TASK TO COMPLETE:
Copy out all the lines in the records that include the word "Windows".

DATASET ENTRIES:

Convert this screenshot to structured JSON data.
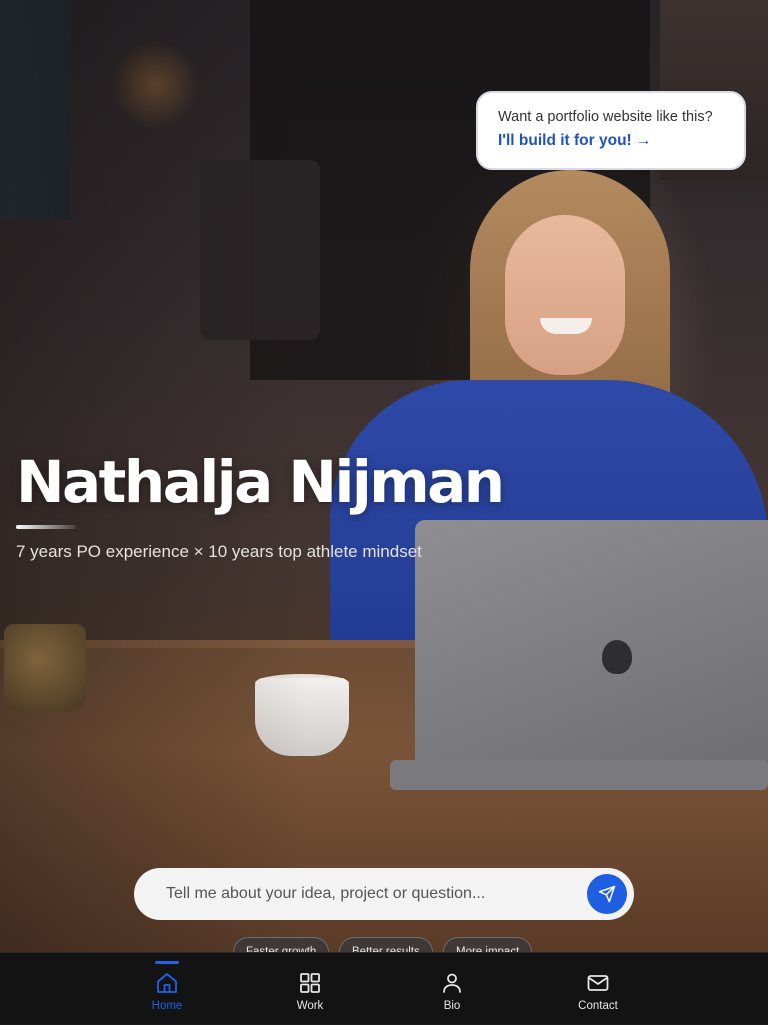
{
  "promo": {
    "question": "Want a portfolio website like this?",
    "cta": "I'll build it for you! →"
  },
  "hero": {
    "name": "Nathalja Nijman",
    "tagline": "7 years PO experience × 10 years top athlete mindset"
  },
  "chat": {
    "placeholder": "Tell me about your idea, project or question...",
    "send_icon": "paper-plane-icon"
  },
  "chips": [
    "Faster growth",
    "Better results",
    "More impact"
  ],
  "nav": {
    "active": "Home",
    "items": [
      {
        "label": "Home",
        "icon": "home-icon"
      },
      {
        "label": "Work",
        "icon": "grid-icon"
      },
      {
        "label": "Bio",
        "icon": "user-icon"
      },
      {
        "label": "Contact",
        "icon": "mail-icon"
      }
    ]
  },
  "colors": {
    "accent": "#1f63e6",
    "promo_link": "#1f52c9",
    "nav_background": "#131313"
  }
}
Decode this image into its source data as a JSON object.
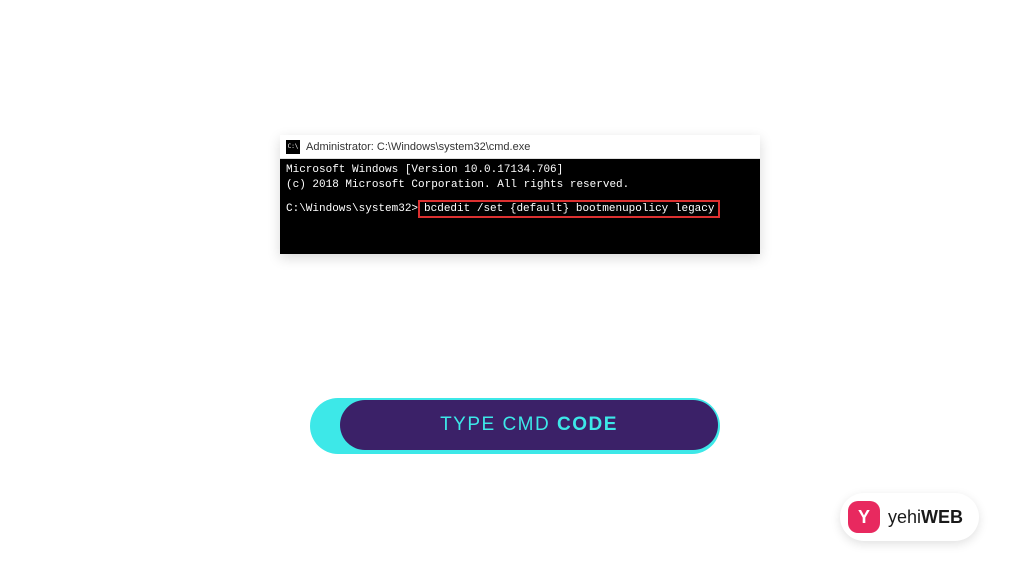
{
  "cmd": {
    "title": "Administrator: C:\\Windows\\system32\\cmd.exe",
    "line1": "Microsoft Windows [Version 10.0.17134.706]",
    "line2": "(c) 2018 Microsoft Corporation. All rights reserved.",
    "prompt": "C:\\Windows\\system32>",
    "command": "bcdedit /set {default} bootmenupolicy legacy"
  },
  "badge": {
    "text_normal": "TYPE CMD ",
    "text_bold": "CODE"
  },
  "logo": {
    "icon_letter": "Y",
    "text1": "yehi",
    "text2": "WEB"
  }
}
==
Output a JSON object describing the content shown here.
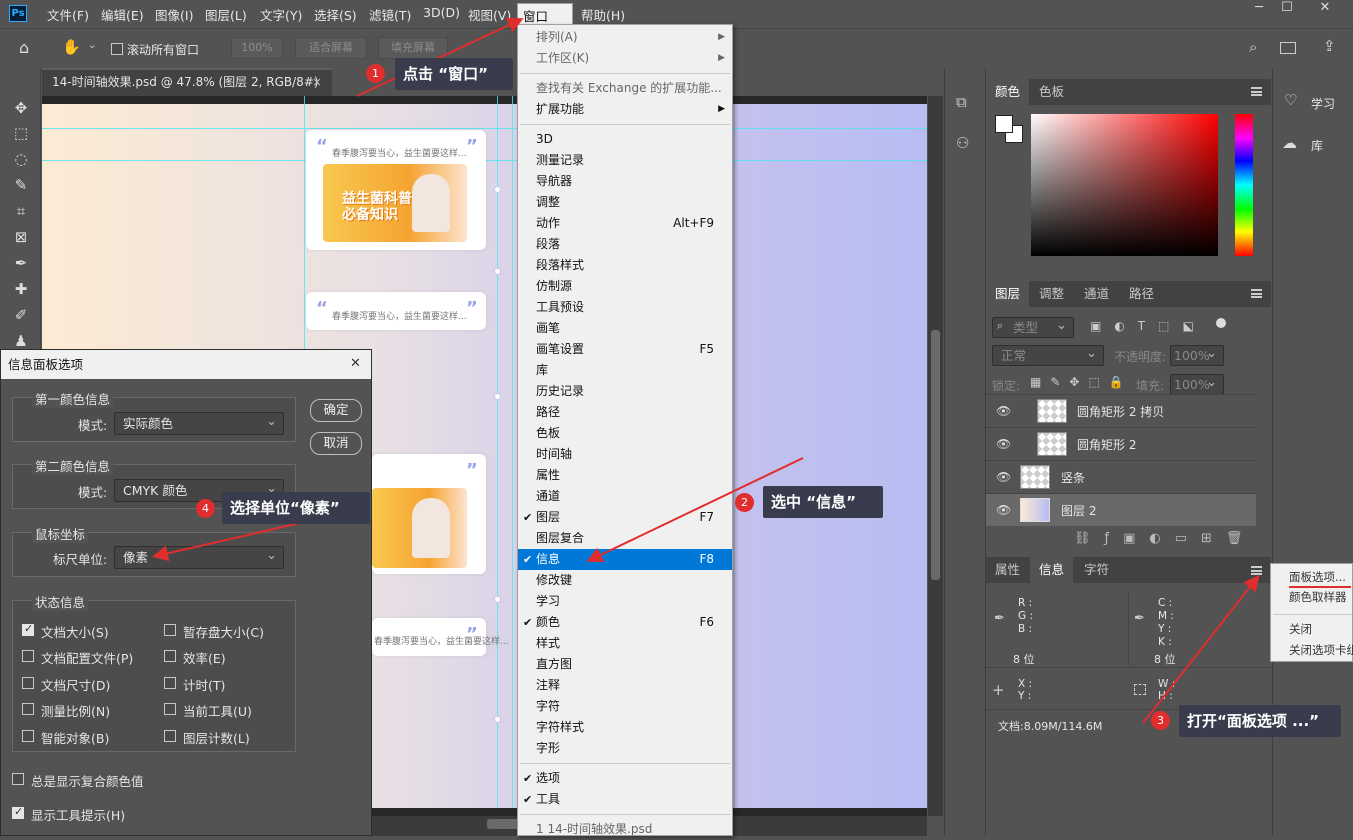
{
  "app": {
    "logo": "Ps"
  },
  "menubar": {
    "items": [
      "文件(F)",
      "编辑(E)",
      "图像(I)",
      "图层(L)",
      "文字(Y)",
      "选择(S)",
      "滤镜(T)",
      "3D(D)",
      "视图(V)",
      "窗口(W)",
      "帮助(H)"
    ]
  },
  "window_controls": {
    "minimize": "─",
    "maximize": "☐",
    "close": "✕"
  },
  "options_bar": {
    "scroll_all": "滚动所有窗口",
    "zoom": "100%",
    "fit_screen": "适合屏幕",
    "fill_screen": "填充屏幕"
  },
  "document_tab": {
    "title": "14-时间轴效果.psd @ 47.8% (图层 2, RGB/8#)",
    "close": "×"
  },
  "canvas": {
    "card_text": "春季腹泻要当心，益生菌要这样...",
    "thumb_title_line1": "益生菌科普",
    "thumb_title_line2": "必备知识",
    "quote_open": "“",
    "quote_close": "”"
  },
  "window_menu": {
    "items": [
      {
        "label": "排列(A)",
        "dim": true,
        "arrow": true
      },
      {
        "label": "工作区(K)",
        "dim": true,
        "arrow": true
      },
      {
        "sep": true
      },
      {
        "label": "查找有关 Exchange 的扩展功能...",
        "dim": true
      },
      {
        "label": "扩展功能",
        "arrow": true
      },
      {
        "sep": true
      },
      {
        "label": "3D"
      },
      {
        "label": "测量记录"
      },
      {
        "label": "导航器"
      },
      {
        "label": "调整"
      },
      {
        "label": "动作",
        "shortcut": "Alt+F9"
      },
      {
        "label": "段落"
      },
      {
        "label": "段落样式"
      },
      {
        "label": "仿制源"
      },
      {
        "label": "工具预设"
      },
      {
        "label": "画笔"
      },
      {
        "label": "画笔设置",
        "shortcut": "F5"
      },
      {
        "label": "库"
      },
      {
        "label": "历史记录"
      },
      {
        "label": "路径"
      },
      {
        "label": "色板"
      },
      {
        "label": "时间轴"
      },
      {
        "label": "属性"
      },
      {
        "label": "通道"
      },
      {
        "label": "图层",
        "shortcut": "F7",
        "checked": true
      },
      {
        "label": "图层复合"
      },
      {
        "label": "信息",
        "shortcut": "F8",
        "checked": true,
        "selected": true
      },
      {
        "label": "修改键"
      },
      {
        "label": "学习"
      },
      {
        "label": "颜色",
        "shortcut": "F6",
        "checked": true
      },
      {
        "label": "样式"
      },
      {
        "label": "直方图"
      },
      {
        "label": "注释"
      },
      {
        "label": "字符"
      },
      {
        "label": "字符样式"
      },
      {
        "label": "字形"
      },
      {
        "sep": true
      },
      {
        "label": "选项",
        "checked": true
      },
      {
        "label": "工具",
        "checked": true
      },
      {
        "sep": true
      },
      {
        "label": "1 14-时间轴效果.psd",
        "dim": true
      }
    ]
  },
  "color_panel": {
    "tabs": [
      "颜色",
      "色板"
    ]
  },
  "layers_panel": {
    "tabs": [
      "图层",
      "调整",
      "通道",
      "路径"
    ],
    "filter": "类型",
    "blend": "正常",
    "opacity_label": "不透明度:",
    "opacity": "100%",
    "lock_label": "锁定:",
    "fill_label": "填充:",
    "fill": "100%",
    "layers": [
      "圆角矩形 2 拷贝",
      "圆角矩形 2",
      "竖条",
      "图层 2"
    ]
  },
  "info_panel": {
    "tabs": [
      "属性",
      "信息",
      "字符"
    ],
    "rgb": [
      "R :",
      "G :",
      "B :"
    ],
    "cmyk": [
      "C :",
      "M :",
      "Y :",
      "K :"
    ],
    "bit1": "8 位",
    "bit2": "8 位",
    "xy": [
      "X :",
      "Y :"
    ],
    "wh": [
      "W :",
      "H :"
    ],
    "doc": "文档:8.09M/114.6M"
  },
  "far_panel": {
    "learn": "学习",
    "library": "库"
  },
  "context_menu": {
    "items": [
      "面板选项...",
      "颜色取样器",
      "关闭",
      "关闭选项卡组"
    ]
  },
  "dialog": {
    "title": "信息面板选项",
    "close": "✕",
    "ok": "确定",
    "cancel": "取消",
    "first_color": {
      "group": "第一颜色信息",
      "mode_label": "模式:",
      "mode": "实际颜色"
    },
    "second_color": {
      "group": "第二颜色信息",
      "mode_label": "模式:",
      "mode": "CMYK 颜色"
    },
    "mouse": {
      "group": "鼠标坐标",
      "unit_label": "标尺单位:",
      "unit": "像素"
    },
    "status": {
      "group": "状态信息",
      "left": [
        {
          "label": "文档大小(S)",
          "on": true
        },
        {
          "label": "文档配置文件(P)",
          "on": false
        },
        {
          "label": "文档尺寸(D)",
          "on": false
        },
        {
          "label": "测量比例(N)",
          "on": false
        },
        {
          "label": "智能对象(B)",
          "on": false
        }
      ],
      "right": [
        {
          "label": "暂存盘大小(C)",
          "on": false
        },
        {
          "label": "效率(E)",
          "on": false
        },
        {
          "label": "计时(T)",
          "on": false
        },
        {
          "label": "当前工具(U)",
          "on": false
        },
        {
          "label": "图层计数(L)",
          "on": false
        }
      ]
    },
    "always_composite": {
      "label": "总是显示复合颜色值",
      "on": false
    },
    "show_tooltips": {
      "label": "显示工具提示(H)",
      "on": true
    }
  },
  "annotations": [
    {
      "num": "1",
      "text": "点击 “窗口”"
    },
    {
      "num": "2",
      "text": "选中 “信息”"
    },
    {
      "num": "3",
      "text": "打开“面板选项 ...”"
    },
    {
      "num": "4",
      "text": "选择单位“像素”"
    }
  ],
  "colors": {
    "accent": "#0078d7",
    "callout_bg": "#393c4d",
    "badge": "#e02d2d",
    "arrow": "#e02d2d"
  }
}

TASK SOLUTION:
    "title": "Administrator: C:\\Windows\\system32\\cmd.exe",
    "line1": "Microsoft Windows [Version 10.0.17134.706]",
    "prompt": "C:\\Windows\\system32>",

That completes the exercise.